-- Start of Document --

Contrary to this description, Mr. Carew, in his Survey of Cornwall, p. 154, tells us that St. Michael’s Chair is a bad seat, in a craggy place without the castle, dangerous for the access and therefore holy for the adventure; so that I conceive he had this report by hearsay, not ocular demonstration. In this chapel are yet to be seen the tombstones of several persons there interred, in the rocks, (with a small quantity of earth, though without the chapel there is a bank of earth, brought there by art for burying the dead,) but the inscriptions on those tombstones are so obliterated with dust and time, that I had not leisure much to examine them. The roof and timber of this temple is yet so firm and uniformly kept in repair, that no decay,
moth, or spider’s web are to be seen in the roof thereof, which gives occasion to a conjecture that the same was all built of Irish oak, which drives that poisonous creature the spider from it. Certes, this fabrick is not only an evident proof of the great skill which former ages, in William the Conqueror’s days, had in the art of architecture, but that many other such of much later erection can hardly equal the same, though it has stood firm above six hundred years.
This abbey or priory of Benedictine Monks of St. Michael, after the donation thereof by the Conqueror to his nephew Robert Earl of Morton aforesaid, was by him annexed and made subject for religious matters to the Abbey of Mount St. Michael in Normandy, under which circumstance it stood till the French wars, temp. Henry V. 1414, when the Statute, made 1380, in the reign of King Richard II. was put in force, for suppressing alien priories (who secretly communicated the state affairs to foreigners). King Henry V. or VI. then gave this Alien Priory of St. Michael to Sion Abbey in Middlesex, under which rule and jurisdiction it remained till 26 Henry VIII., 1533, when it was dissolved; when, I take it, it passed in value with Sion, since the Monasticon Anglicanum does not mention it separate.

-- End of Document --

▶ _Set exercise 1_: Reproduce the full passage on the chapel and priory of St. Michael, word for word.

-- Start of Supplied entries --

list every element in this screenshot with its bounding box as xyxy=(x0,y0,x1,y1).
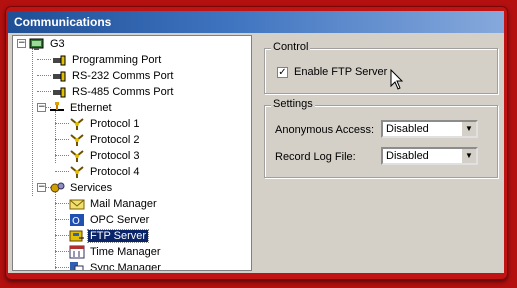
sync-manager-icon xyxy=(69,261,85,270)
record-log-select[interactable]: Disabled ▼ xyxy=(381,147,478,165)
tree-node-time-manager[interactable]: Time Manager xyxy=(69,244,163,260)
device-icon xyxy=(29,37,45,51)
tree-node-opc-server[interactable]: O OPC Server xyxy=(69,212,151,228)
window-title: Communications xyxy=(8,11,504,33)
tree-node-mail-manager[interactable]: Mail Manager xyxy=(69,196,159,212)
settings-group: Settings xyxy=(264,98,498,178)
collapse-services-button[interactable]: − xyxy=(37,183,46,192)
mail-icon xyxy=(69,197,85,211)
enable-ftp-checkbox[interactable]: ✓ xyxy=(277,67,288,78)
tree-node-ftp-server[interactable]: FTP Server xyxy=(69,228,150,244)
opc-server-icon: O xyxy=(69,213,85,227)
client-area: − G3 Programming Port RS-232 Comms Port … xyxy=(8,33,504,273)
properties-panel: Control ✓ Enable FTP Server Settings Ano… xyxy=(258,35,502,271)
record-log-label: Record Log File: xyxy=(275,151,356,163)
anonymous-access-label: Anonymous Access: xyxy=(275,124,375,136)
tree-node-programming-port[interactable]: Programming Port xyxy=(51,52,163,68)
settings-legend: Settings xyxy=(271,98,315,110)
collapse-ethernet-button[interactable]: − xyxy=(37,103,46,112)
protocol-icon xyxy=(69,117,85,131)
chevron-down-icon[interactable]: ▼ xyxy=(461,122,476,136)
protocol-icon xyxy=(69,165,85,179)
tree-node-ethernet[interactable]: Ethernet xyxy=(49,100,114,116)
svg-text:O: O xyxy=(72,216,80,227)
enable-ftp-label[interactable]: Enable FTP Server xyxy=(294,66,387,78)
network-icon xyxy=(49,101,65,115)
anonymous-access-select[interactable]: Disabled ▼ xyxy=(381,120,478,138)
chevron-down-icon[interactable]: ▼ xyxy=(461,149,476,163)
tree-node-protocol-2[interactable]: Protocol 2 xyxy=(69,132,142,148)
protocol-icon xyxy=(69,149,85,163)
tree-node-rs485-port[interactable]: RS-485 Comms Port xyxy=(51,84,175,100)
mouse-cursor-icon xyxy=(390,68,404,94)
collapse-g3-button[interactable]: − xyxy=(17,39,26,48)
tree-node-g3[interactable]: G3 xyxy=(29,36,67,52)
protocol-icon xyxy=(69,133,85,147)
port-icon xyxy=(51,69,67,83)
port-icon xyxy=(51,53,67,67)
tree-view[interactable]: − G3 Programming Port RS-232 Comms Port … xyxy=(12,35,252,271)
tree-node-rs232-port[interactable]: RS-232 Comms Port xyxy=(51,68,175,84)
tree-node-services[interactable]: Services xyxy=(49,180,114,196)
port-icon xyxy=(51,85,67,99)
tree-node-protocol-4[interactable]: Protocol 4 xyxy=(69,164,142,180)
tree-node-protocol-1[interactable]: Protocol 1 xyxy=(69,116,142,132)
control-legend: Control xyxy=(271,41,311,53)
tree-node-protocol-3[interactable]: Protocol 3 xyxy=(69,148,142,164)
services-gears-icon xyxy=(49,181,65,195)
tree-node-sync-manager[interactable]: Sync Manager xyxy=(69,260,163,270)
time-manager-icon xyxy=(69,245,85,259)
ftp-server-icon xyxy=(69,229,85,243)
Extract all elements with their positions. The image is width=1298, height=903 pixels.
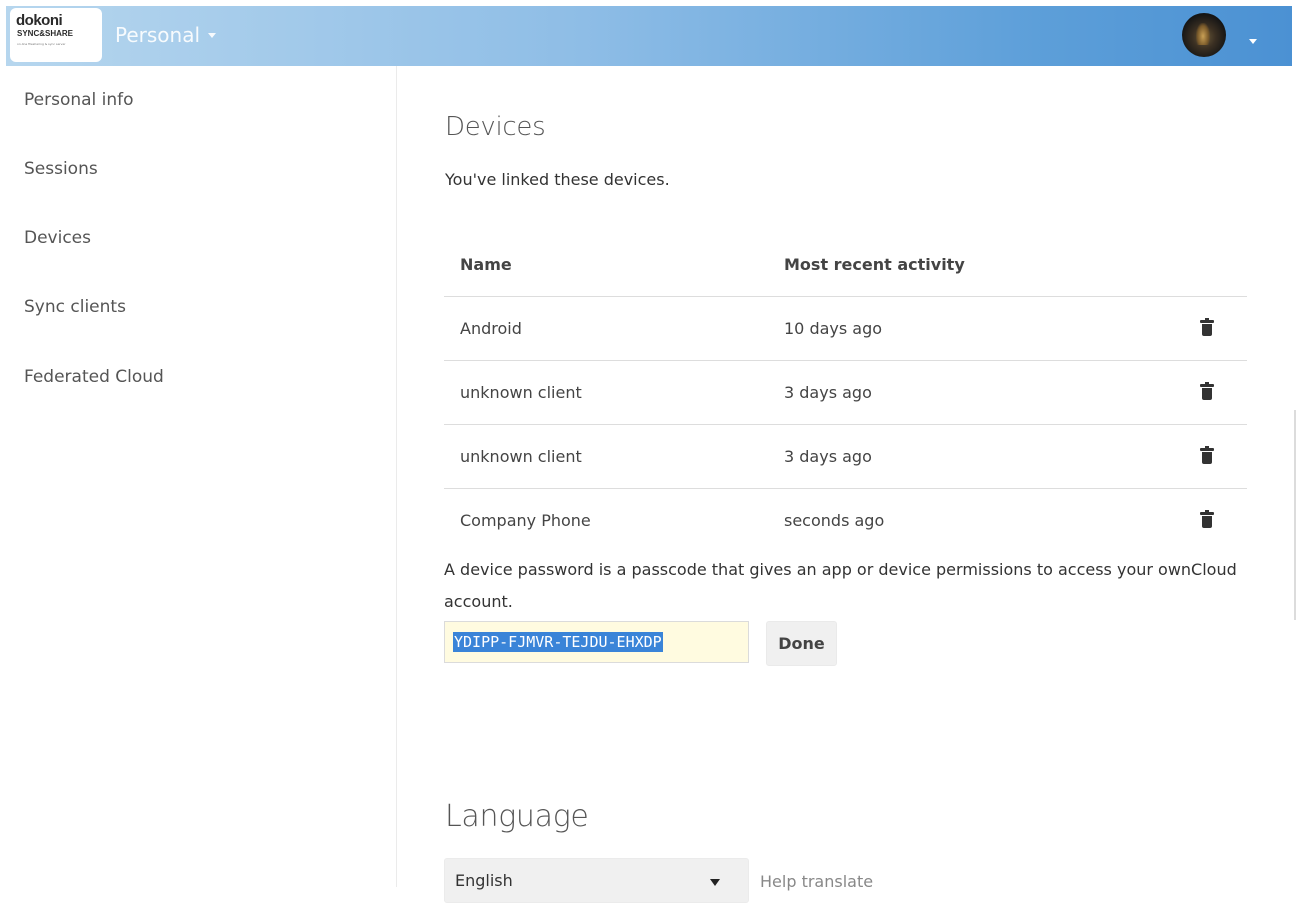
logo[interactable]: dokoni SYNC&SHARE on-line filesharing & … — [10, 8, 102, 62]
device-name: Company Phone — [460, 511, 591, 530]
trash-icon[interactable] — [1200, 445, 1214, 464]
column-header-activity: Most recent activity — [768, 233, 1180, 297]
table-header-row: Name Most recent activity — [444, 233, 1247, 297]
settings-content: Devices You've linked these devices. Nam… — [397, 66, 1292, 903]
language-section-title: Language — [445, 799, 589, 834]
devices-section-title: Devices — [445, 112, 546, 142]
logo-subtitle: SYNC&SHARE — [17, 29, 74, 38]
device-activity: 10 days ago — [768, 296, 1180, 361]
column-header-actions — [1180, 233, 1247, 297]
app-header: dokoni SYNC&SHARE on-line filesharing & … — [6, 6, 1292, 66]
done-button[interactable]: Done — [766, 621, 837, 666]
language-selected-value: English — [455, 871, 513, 890]
device-password-field[interactable]: YDIPP-FJMVR-TEJDU-EHXDP — [444, 621, 749, 663]
trash-icon[interactable] — [1200, 381, 1214, 400]
app-menu-toggle[interactable]: Personal — [115, 20, 217, 50]
device-actions — [1180, 296, 1247, 361]
column-header-name: Name — [444, 233, 768, 297]
sidebar-item-devices[interactable]: Devices — [24, 228, 91, 248]
chevron-down-icon — [208, 32, 217, 38]
device-activity: 3 days ago — [768, 424, 1180, 489]
devices-table: Name Most recent activity Android 10 day… — [444, 233, 1247, 552]
table-row: unknown client 3 days ago — [444, 424, 1247, 489]
trash-icon[interactable] — [1200, 509, 1214, 528]
device-actions — [1180, 424, 1247, 489]
avatar[interactable] — [1182, 13, 1226, 57]
user-menu-chevron-down-icon[interactable] — [1249, 39, 1257, 44]
device-actions — [1180, 360, 1247, 425]
scrollbar[interactable] — [1294, 410, 1296, 620]
trash-icon[interactable] — [1200, 317, 1214, 336]
chevron-down-icon — [710, 879, 720, 886]
device-name: Android — [444, 296, 768, 361]
device-name: unknown client — [444, 424, 768, 489]
device-actions — [1180, 489, 1247, 553]
sidebar-item-federated-cloud[interactable]: Federated Cloud — [24, 367, 164, 387]
logo-tagline: on-line filesharing & sync server — [17, 42, 66, 46]
help-translate-link[interactable]: Help translate — [760, 872, 873, 891]
device-name: unknown client — [444, 360, 768, 425]
device-activity: 3 days ago — [768, 360, 1180, 425]
sidebar-item-personal-info[interactable]: Personal info — [24, 90, 134, 110]
device-activity: seconds ago — [784, 511, 885, 530]
logo-wordmark: dokoni — [16, 12, 63, 29]
device-password-value: YDIPP-FJMVR-TEJDU-EHXDP — [453, 632, 663, 652]
devices-subtitle: You've linked these devices. — [445, 170, 670, 189]
table-row: unknown client 3 days ago — [444, 360, 1247, 425]
settings-sidebar: Personal info Sessions Devices Sync clie… — [0, 66, 397, 887]
sidebar-item-sessions[interactable]: Sessions — [24, 159, 98, 179]
sidebar-item-sync-clients[interactable]: Sync clients — [24, 297, 126, 317]
language-select[interactable]: English — [444, 858, 749, 903]
device-password-description: A device password is a passcode that giv… — [444, 560, 1237, 611]
table-row: Android 10 days ago — [444, 296, 1247, 361]
table-row: Company Phone seconds ago — [444, 489, 1247, 553]
app-name: Personal — [115, 23, 201, 47]
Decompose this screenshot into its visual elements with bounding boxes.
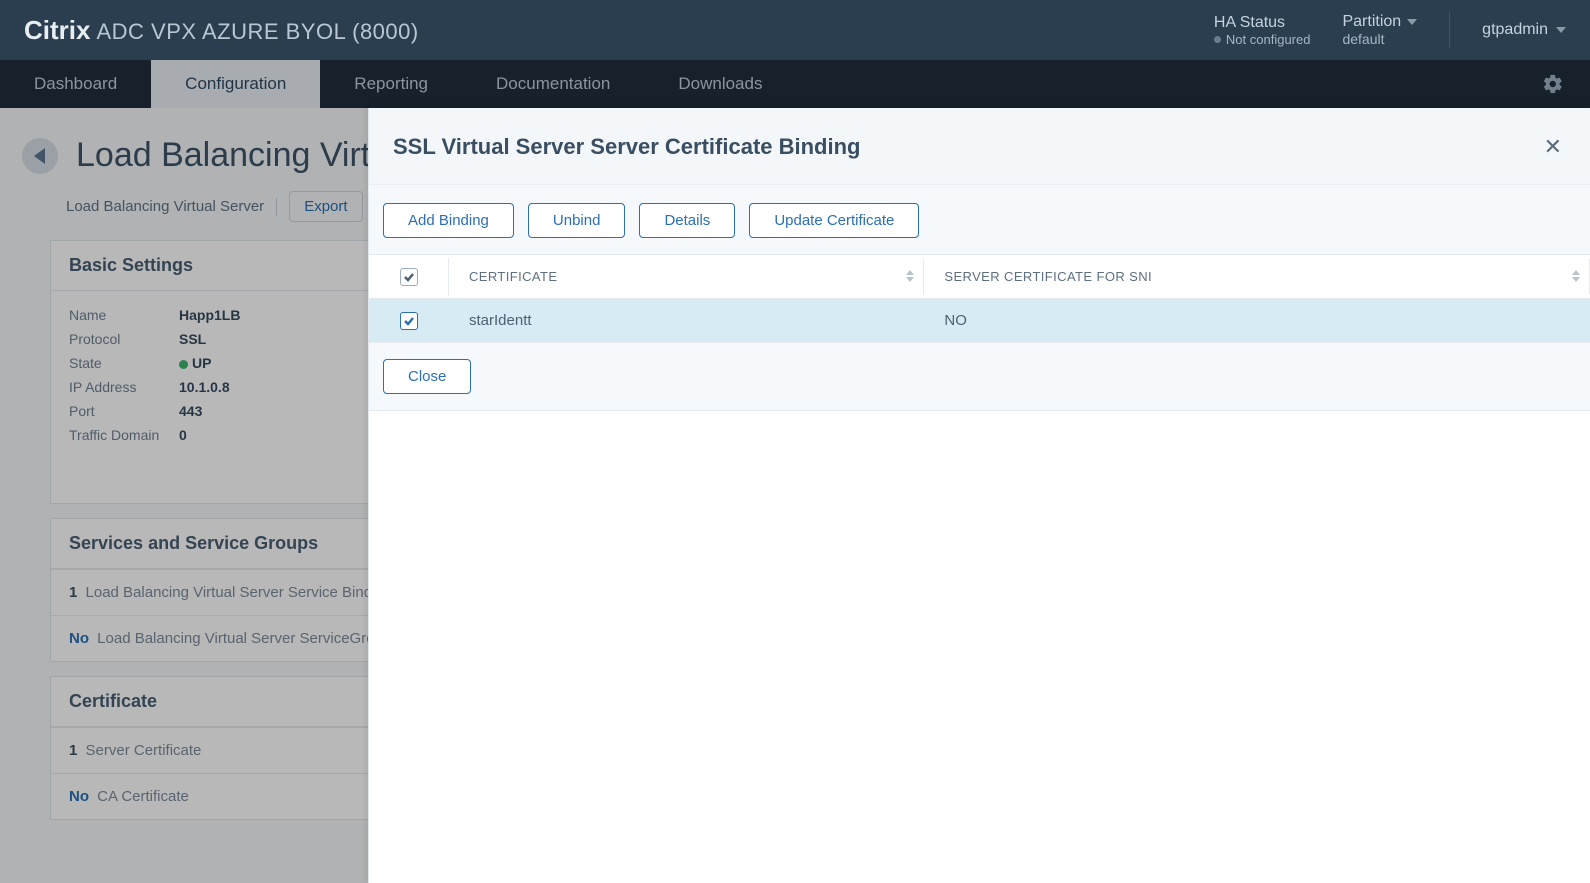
service-group-count: No: [69, 630, 89, 647]
label-port: Port: [69, 403, 179, 419]
brand-product: ADC VPX AZURE BYOL (8000): [96, 19, 418, 45]
chevron-down-icon: [1556, 27, 1566, 33]
update-certificate-button[interactable]: Update Certificate: [749, 203, 919, 238]
binding-overlay: SSL Virtual Server Server Certificate Bi…: [368, 108, 1590, 883]
ca-certificate-count: No: [69, 788, 89, 805]
sort-icon: [905, 270, 915, 284]
user-name: gtpadmin: [1482, 21, 1548, 39]
label-protocol: Protocol: [69, 331, 179, 347]
state-up-icon: [179, 360, 188, 369]
arrow-left-icon: [34, 148, 45, 164]
brand: Citrix ADC VPX AZURE BYOL (8000): [24, 15, 419, 46]
column-certificate[interactable]: CERTIFICATE: [449, 259, 924, 294]
checkmark-icon: [403, 271, 415, 283]
top-bar: Citrix ADC VPX AZURE BYOL (8000) HA Stat…: [0, 0, 1590, 60]
partition-value: default: [1342, 31, 1384, 47]
close-button[interactable]: ✕: [1540, 130, 1566, 164]
nav-configuration[interactable]: Configuration: [151, 60, 320, 108]
select-all-checkbox[interactable]: [400, 268, 418, 286]
unbind-button[interactable]: Unbind: [528, 203, 626, 238]
label-state: State: [69, 355, 179, 371]
back-button[interactable]: [22, 138, 58, 174]
user-menu[interactable]: gtpadmin: [1482, 21, 1566, 39]
nav-downloads[interactable]: Downloads: [644, 60, 796, 108]
cell-sni: NO: [924, 302, 1590, 339]
partition-selector[interactable]: Partition default: [1342, 13, 1417, 47]
table-row[interactable]: starIdentt NO: [369, 299, 1590, 343]
separator: [276, 198, 277, 216]
nav-dashboard[interactable]: Dashboard: [0, 60, 151, 108]
details-button[interactable]: Details: [639, 203, 735, 238]
bindings-table: CERTIFICATE SERVER CERTIFICATE FOR SNI: [369, 254, 1590, 343]
breadcrumb: Load Balancing Virtual Server: [66, 198, 264, 215]
ha-status-value: Not configured: [1226, 32, 1311, 47]
status-dot-icon: [1214, 36, 1221, 43]
nav-reporting[interactable]: Reporting: [320, 60, 462, 108]
service-group-label: Load Balancing Virtual Server ServiceGro…: [97, 630, 383, 647]
checkmark-icon: [403, 315, 415, 327]
close-icon: ✕: [1544, 134, 1562, 159]
ca-certificate-label: CA Certificate: [97, 788, 189, 805]
nav-documentation[interactable]: Documentation: [462, 60, 644, 108]
gear-icon: [1542, 73, 1564, 95]
ha-status-label: HA Status: [1214, 14, 1311, 32]
brand-name: Citrix: [24, 15, 90, 46]
column-sni[interactable]: SERVER CERTIFICATE FOR SNI: [924, 259, 1590, 294]
server-certificate-count: 1: [69, 742, 77, 759]
row-checkbox[interactable]: [400, 312, 418, 330]
ha-status: HA Status Not configured: [1214, 14, 1311, 47]
service-binding-count: 1: [69, 584, 77, 601]
export-button[interactable]: Export: [289, 191, 362, 222]
partition-label: Partition: [1342, 13, 1401, 31]
sort-icon: [1571, 270, 1581, 284]
server-certificate-label: Server Certificate: [86, 742, 202, 759]
label-ip: IP Address: [69, 379, 179, 395]
cell-certificate: starIdentt: [449, 302, 924, 339]
chevron-down-icon: [1407, 19, 1417, 25]
nav-bar: Dashboard Configuration Reporting Docume…: [0, 60, 1590, 108]
settings-button[interactable]: [1516, 60, 1590, 108]
separator: [1449, 11, 1450, 49]
service-binding-label: Load Balancing Virtual Server Service Bi…: [86, 584, 376, 601]
label-domain: Traffic Domain: [69, 427, 179, 443]
add-binding-button[interactable]: Add Binding: [383, 203, 514, 238]
label-name: Name: [69, 307, 179, 323]
page-title: Load Balancing Virtual: [76, 136, 416, 175]
close-overlay-button[interactable]: Close: [383, 359, 471, 394]
overlay-title: SSL Virtual Server Server Certificate Bi…: [393, 134, 860, 160]
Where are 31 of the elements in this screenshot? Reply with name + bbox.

-- End of Supplied entries --

▶ _Set exercise 2_: In the records, switch "Disabled" to "Enabled" from the line with "sync-manager-icon xyxy=(69,261,85,270)" up to and including the line with "anonymous-access-select[interactable]: Disabled ▼". Output only those lines, otherwise unchanged.

▶ _Worked solution 1_:
Contrary to this description, Mr. Carew, in his Survey of Cornwall, p. 154, tells us that St. Michael’s Chair is a bad seat, in a craggy place without the castle, dangerous for the access and therefore holy for the adventure; so that I conceive he had this report by hearsay, not ocular demonstration. In this chapel are yet to be seen the tombstones of several persons there interred, in the rocks, (with a small quantity of earth, though without the chapel there is a bank of earth, brought there by art for burying the dead,) but the inscriptions on those tombstones are so obliterated with dust and time, that I had not leisure much to examine them. The roof and timber of this temple is yet so firm and uniformly kept in repair, that no decay,
moth, or spider’s web are to be seen in the roof thereof, which gives occasion to a conjecture that the same was all built of Irish oak, which drives that poisonous creature the spider from it. Certes, this fabrick is not only an evident proof of the great skill which former ages, in William the Conqueror’s days, had in the art of architecture, but that many other such of much later erection can hardly equal the same, though it has stood firm above six hundred years.
This abbey or priory of Benedictine Monks of St. Michael, after the donation thereof by the Conqueror to his nephew Robert Earl of Morton aforesaid, was by him annexed and made subject for religious matters to the Abbey of Mount St. Michael in Normandy, under which circumstance it stood till the French wars, temp. Henry V. 1414, when the Statute, made 1380, in the reign of King Richard II. was put in force, for suppressing alien priories (who secretly communicated the state affairs to foreigners). King Henry V. or VI. then gave this Alien Priory of St. Michael to Sion Abbey in Middlesex, under which rule and jurisdiction it remained till 26 Henry VIII., 1533, when it was dissolved; when, I take it, it passed in value with Sion, since the Monasticon Anglicanum does not mention it separate.

▶ _Worked solution 2_:
sync-manager-icon xyxy=(69,261,85,270)
record-log-select[interactable]: Enabled ▼ xyxy=(381,147,478,165)
tree-node-time-manager[interactable]: Time Manager xyxy=(69,244,163,260)
device-icon xyxy=(29,37,45,51)
tree-node-opc-server[interactable]: O OPC Server xyxy=(69,212,151,228)
window-title: Communications xyxy=(8,11,504,33)
tree-node-mail-manager[interactable]: Mail Manager xyxy=(69,196,159,212)
settings-group: Settings xyxy=(264,98,498,178)
collapse-services-button[interactable]: − xyxy=(37,183,46,192)
mail-icon xyxy=(69,197,85,211)
enable-ftp-checkbox[interactable]: ✓ xyxy=(277,67,288,78)
tree-node-ftp-server[interactable]: FTP Server xyxy=(69,228,150,244)
opc-server-icon: O xyxy=(69,213,85,227)
client-area: − G3 Programming Port RS-232 Comms Port … xyxy=(8,33,504,273)
properties-panel: Control ✓ Enable FTP Server Settings Ano… xyxy=(258,35,502,271)
record-log-label: Record Log File: xyxy=(275,151,356,163)
anonymous-access-label: Anonymous Access: xyxy=(275,124,375,136)
tree-node-programming-port[interactable]: Programming Port xyxy=(51,52,163,68)
settings-legend: Settings xyxy=(271,98,315,110)
collapse-ethernet-button[interactable]: − xyxy=(37,103,46,112)
protocol-icon xyxy=(69,117,85,131)
chevron-down-icon[interactable]: ▼ xyxy=(461,122,476,136)
protocol-icon xyxy=(69,165,85,179)
tree-node-ethernet[interactable]: Ethernet xyxy=(49,100,114,116)
svg-text:O: O xyxy=(72,216,80,227)
enable-ftp-label[interactable]: Enable FTP Server xyxy=(294,66,387,78)
network-icon xyxy=(49,101,65,115)
anonymous-access-select[interactable]: Enabled ▼ xyxy=(381,120,478,138)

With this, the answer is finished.